§ **Items from a dataset**:
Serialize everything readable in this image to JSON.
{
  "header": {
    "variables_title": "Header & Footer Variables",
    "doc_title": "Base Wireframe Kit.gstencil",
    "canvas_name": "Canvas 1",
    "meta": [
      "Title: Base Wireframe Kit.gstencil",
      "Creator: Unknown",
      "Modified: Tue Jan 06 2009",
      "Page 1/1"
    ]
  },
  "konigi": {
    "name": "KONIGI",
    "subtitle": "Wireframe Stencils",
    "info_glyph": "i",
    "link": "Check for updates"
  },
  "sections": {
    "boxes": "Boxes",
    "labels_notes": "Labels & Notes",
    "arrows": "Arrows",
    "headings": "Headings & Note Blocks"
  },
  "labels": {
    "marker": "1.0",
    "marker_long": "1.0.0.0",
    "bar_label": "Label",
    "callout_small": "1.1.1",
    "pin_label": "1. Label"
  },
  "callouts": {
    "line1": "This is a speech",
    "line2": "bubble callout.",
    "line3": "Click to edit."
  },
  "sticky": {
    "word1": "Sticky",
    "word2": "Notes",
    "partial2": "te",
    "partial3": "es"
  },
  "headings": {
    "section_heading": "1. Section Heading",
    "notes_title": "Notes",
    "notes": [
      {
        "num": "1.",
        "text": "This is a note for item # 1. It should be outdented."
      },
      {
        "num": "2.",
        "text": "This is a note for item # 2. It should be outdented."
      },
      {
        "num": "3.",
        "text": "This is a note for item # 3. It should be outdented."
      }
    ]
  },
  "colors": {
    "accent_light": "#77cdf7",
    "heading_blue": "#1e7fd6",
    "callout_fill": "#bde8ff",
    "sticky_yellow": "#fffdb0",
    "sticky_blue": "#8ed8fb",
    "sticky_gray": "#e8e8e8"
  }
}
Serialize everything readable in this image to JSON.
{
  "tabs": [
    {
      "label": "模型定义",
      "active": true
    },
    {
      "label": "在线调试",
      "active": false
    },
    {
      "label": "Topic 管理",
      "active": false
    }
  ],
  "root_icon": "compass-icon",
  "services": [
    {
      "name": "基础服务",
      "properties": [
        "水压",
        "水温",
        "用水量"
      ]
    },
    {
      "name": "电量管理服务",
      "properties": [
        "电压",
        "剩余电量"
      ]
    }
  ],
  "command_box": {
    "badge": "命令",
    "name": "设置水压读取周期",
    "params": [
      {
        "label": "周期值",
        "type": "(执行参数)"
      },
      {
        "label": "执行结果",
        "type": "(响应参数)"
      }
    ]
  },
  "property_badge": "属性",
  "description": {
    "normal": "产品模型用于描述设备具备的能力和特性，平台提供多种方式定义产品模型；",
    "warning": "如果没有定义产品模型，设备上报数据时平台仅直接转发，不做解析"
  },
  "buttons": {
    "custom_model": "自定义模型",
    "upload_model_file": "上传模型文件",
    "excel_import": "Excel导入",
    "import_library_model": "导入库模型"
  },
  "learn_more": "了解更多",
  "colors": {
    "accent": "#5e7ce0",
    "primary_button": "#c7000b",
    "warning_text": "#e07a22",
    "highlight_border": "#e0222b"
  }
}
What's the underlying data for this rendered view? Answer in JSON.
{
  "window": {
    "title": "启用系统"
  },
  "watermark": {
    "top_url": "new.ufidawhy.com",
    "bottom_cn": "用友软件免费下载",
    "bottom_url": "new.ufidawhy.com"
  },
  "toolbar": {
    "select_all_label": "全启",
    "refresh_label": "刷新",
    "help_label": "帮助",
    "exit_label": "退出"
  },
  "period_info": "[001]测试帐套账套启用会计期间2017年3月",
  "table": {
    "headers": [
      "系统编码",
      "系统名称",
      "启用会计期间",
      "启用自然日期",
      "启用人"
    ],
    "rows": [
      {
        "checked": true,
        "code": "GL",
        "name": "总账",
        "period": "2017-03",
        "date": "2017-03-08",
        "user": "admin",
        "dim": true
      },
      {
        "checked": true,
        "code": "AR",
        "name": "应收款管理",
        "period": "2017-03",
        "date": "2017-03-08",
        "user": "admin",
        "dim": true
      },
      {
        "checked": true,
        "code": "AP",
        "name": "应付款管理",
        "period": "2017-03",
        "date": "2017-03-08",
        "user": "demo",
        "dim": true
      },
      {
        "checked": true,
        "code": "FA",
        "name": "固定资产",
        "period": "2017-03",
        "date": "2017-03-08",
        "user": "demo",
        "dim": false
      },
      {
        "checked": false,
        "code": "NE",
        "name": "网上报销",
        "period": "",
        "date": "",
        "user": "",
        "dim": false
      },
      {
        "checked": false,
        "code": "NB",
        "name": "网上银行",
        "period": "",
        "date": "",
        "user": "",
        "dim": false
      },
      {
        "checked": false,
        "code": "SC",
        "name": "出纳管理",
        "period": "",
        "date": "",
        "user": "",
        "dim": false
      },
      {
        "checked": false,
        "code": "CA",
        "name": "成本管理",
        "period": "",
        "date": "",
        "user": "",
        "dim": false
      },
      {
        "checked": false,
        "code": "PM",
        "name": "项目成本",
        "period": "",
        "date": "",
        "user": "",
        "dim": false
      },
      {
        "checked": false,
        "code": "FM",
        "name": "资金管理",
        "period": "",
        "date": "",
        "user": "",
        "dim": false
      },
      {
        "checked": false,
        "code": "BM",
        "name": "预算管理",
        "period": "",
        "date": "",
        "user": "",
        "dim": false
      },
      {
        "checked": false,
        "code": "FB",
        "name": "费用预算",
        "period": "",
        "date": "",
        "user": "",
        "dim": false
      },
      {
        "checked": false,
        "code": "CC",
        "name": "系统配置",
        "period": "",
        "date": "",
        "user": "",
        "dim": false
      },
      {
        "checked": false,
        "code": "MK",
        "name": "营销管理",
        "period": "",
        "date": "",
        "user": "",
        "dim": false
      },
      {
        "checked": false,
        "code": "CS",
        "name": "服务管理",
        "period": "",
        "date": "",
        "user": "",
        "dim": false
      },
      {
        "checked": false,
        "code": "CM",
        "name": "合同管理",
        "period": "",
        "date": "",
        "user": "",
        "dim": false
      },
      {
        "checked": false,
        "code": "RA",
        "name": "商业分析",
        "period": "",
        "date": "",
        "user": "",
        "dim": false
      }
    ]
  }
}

--

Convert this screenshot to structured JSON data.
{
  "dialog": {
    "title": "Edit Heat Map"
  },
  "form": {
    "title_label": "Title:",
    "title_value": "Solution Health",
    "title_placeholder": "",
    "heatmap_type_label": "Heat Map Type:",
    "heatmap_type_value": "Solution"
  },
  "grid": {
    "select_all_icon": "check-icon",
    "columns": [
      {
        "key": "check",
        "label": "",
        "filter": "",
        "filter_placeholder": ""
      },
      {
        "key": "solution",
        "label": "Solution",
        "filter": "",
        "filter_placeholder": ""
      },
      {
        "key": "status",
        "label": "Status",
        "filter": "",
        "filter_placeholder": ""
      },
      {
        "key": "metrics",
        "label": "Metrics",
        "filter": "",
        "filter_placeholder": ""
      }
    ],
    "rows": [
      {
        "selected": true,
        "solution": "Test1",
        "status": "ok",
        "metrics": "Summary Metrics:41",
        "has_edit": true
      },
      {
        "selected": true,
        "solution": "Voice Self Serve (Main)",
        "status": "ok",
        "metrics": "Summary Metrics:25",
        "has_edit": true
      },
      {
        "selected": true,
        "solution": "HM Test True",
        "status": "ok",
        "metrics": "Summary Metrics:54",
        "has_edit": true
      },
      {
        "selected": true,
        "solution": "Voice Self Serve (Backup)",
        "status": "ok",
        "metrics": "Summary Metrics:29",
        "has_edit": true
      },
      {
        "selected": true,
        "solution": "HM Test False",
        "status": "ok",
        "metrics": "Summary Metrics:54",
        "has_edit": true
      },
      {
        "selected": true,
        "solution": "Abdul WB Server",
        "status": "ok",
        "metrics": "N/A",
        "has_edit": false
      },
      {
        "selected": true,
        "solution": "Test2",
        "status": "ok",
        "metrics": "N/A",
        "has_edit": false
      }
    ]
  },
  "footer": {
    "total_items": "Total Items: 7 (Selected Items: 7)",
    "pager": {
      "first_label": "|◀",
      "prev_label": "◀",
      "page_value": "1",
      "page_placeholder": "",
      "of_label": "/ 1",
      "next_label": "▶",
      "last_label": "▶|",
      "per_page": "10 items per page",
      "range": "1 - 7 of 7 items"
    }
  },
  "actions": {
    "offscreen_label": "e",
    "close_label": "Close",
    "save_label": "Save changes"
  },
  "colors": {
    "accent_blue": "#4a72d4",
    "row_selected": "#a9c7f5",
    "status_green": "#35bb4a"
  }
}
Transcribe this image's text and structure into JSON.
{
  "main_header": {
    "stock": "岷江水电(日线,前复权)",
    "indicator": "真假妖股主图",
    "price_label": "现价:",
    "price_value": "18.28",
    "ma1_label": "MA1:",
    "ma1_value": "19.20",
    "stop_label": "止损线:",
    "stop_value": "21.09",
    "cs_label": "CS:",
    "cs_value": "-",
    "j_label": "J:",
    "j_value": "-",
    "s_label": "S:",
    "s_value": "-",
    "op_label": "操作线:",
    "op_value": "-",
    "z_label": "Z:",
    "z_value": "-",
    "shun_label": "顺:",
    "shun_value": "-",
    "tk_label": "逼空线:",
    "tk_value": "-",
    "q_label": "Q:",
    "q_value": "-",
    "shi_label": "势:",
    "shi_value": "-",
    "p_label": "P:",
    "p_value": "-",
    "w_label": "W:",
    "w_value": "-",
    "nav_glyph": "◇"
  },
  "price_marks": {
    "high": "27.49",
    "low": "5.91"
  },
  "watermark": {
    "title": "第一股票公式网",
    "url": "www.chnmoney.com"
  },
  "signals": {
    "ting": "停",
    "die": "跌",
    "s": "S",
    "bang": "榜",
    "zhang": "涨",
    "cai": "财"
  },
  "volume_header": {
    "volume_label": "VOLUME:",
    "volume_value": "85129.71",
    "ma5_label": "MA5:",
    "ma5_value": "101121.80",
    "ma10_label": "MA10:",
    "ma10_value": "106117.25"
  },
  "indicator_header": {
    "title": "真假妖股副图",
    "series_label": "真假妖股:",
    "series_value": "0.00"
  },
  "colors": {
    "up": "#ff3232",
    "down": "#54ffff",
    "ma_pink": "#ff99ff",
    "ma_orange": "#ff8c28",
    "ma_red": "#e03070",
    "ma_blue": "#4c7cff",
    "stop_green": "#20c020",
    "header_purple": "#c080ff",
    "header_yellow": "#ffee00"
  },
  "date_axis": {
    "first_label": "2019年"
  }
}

§ **THE EXERCISE**: Using the entries above, find all lines with "ufidawhy". Copy them.

§ **EXERCISE OUTPUT**:
    "top_url": "new.ufidawhy.com",
    "bottom_url": "new.ufidawhy.com"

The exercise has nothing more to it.